**DATA PROVIDED**
▶

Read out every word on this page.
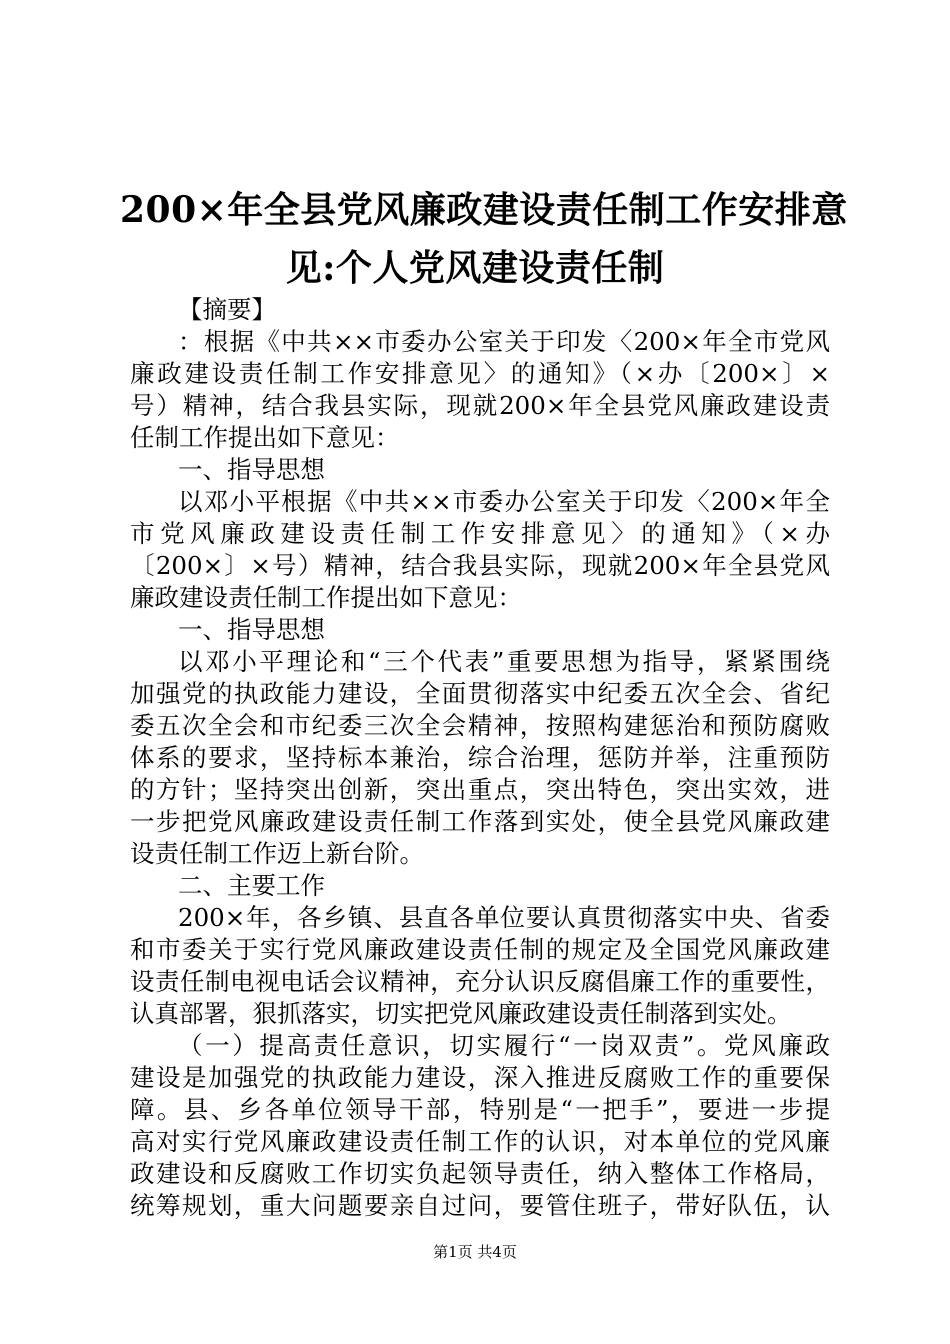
200×年全县党风廉政建设责任制工作安排意
见:个人党风建设责任制
【摘要】
：根据《中共××市委办公室关于印发〈200×年全市党风
廉政建设责任制工作安排意见〉的通知》（×办〔200×〕×
号）精神，结合我县实际，现就200×年全县党风廉政建设责
任制工作提出如下意见：
一、指导思想
以邓小平根据《中共××市委办公室关于印发〈200×年全
市党风廉政建设责任制工作安排意见〉的通知》（×办
〔200×〕×号）精神，结合我县实际，现就200×年全县党风
廉政建设责任制工作提出如下意见：
一、指导思想
以邓小平理论和“三个代表”重要思想为指导，紧紧围绕
加强党的执政能力建设，全面贯彻落实中纪委五次全会、省纪
委五次全会和市纪委三次全会精神，按照构建惩治和预防腐败
体系的要求，坚持标本兼治，综合治理，惩防并举，注重预防
的方针；坚持突出创新，突出重点，突出特色，突出实效，进
一步把党风廉政建设责任制工作落到实处，使全县党风廉政建
设责任制工作迈上新台阶。
二、主要工作
200×年，各乡镇、县直各单位要认真贯彻落实中央、省委
和市委关于实行党风廉政建设责任制的规定及全国党风廉政建
设责任制电视电话会议精神，充分认识反腐倡廉工作的重要性，
认真部署，狠抓落实，切实把党风廉政建设责任制落到实处。
（一）提高责任意识，切实履行“一岗双责”。党风廉政
建设是加强党的执政能力建设，深入推进反腐败工作的重要保
障。县、乡各单位领导干部，特别是“一把手”，要进一步提
高对实行党风廉政建设责任制工作的认识，对本单位的党风廉
政建设和反腐败工作切实负起领导责任，纳入整体工作格局，
统筹规划，重大问题要亲自过问，要管住班子，带好队伍，认
第1页 共4页
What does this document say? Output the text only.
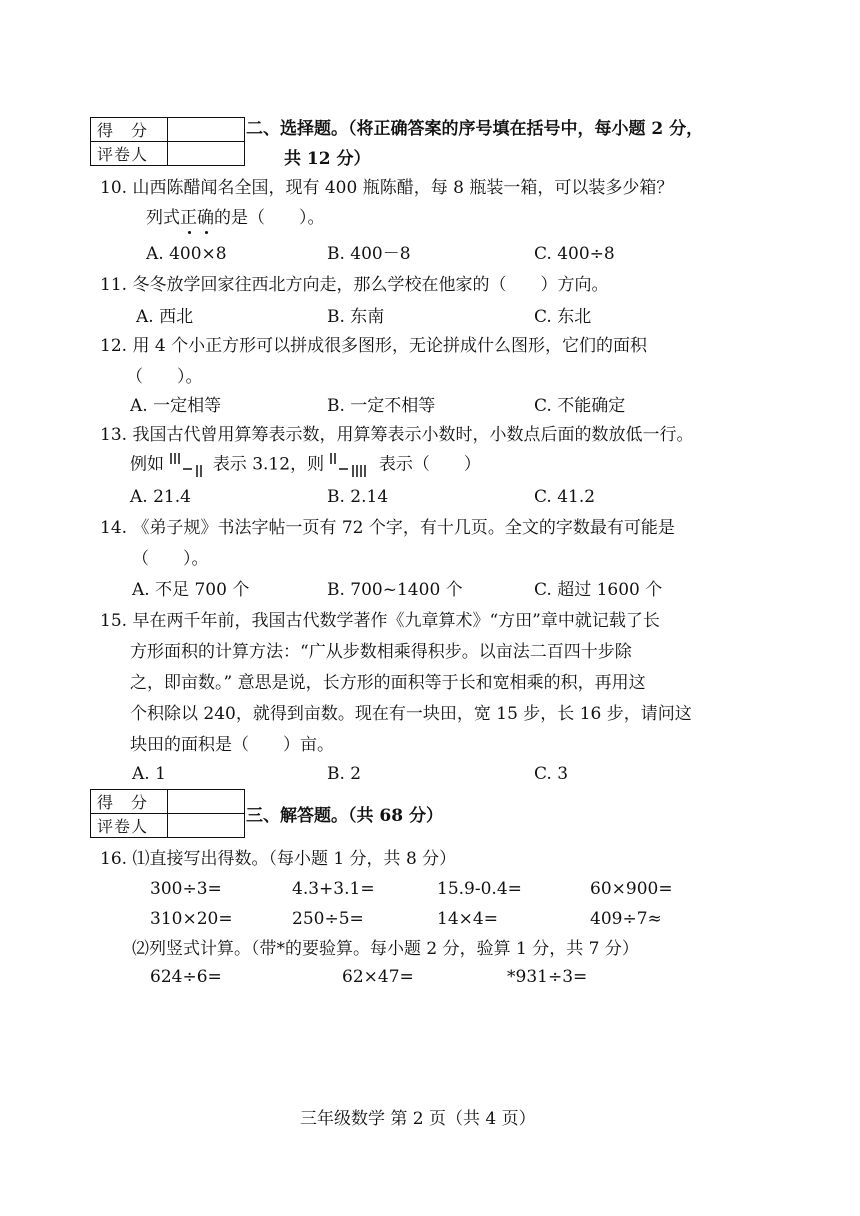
得　分	
评卷人	
二、选择题。（将正确答案的序号填在括号中，每小题 2 分，
共 12 分）
10. 山西陈醋闻名全国，现有 400 瓶陈醋，每 8 瓶装一箱，可以装多少箱？
列式正确的是（　　）。
A. 400×8	B. 400－8	C. 400÷8
11. 冬冬放学回家往西北方向走，那么学校在他家的（　　）方向。
A. 西北	B. 东南	C. 东北
12. 用 4 个小正方形可以拼成很多图形，无论拼成什么图形，它们的面积
（　　）。
A. 一定相等	B. 一定不相等	C. 不能确定
13. 我国古代曾用算筹表示数，用算筹表示小数时，小数点后面的数放低一行。
例如	表示 3.12，则	表示（　　）
A. 21.4	B. 2.14	C. 41.2
14. 《弟子规》书法字帖一页有 72 个字，有十几页。全文的字数最有可能是
（　　）。
A. 不足 700 个	B. 700~1400 个	C. 超过 1600 个
15. 早在两千年前，我国古代数学著作《九章算术》“方田”章中就记载了长
方形面积的计算方法：“广从步数相乘得积步。以亩法二百四十步除
之，即亩数。” 意思是说，长方形的面积等于长和宽相乘的积，再用这
个积除以 240，就得到亩数。现在有一块田，宽 15 步，长 16 步，请问这
块田的面积是（　　）亩。
A. 1	B. 2	C. 3
得　分	
评卷人	
三、解答题。（共 68 分）
16. ⑴直接写出得数。（每小题 1 分，共 8 分）
300÷3=	4.3+3.1=	15.9-0.4=	60×900=
310×20=	250÷5=	14×4=	409÷7≈
⑵列竖式计算。（带*的要验算。每小题 2 分，验算 1 分，共 7 分）
624÷6=	62×47=	*931÷3=
三年级数学 第 2 页（共 4 页）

◀

Copy in full each line that holds the word "市委办公室关于印发".

**THE SOLUTION**
：根据《中共××市委办公室关于印发〈200×年全市党风
以邓小平根据《中共××市委办公室关于印发〈200×年全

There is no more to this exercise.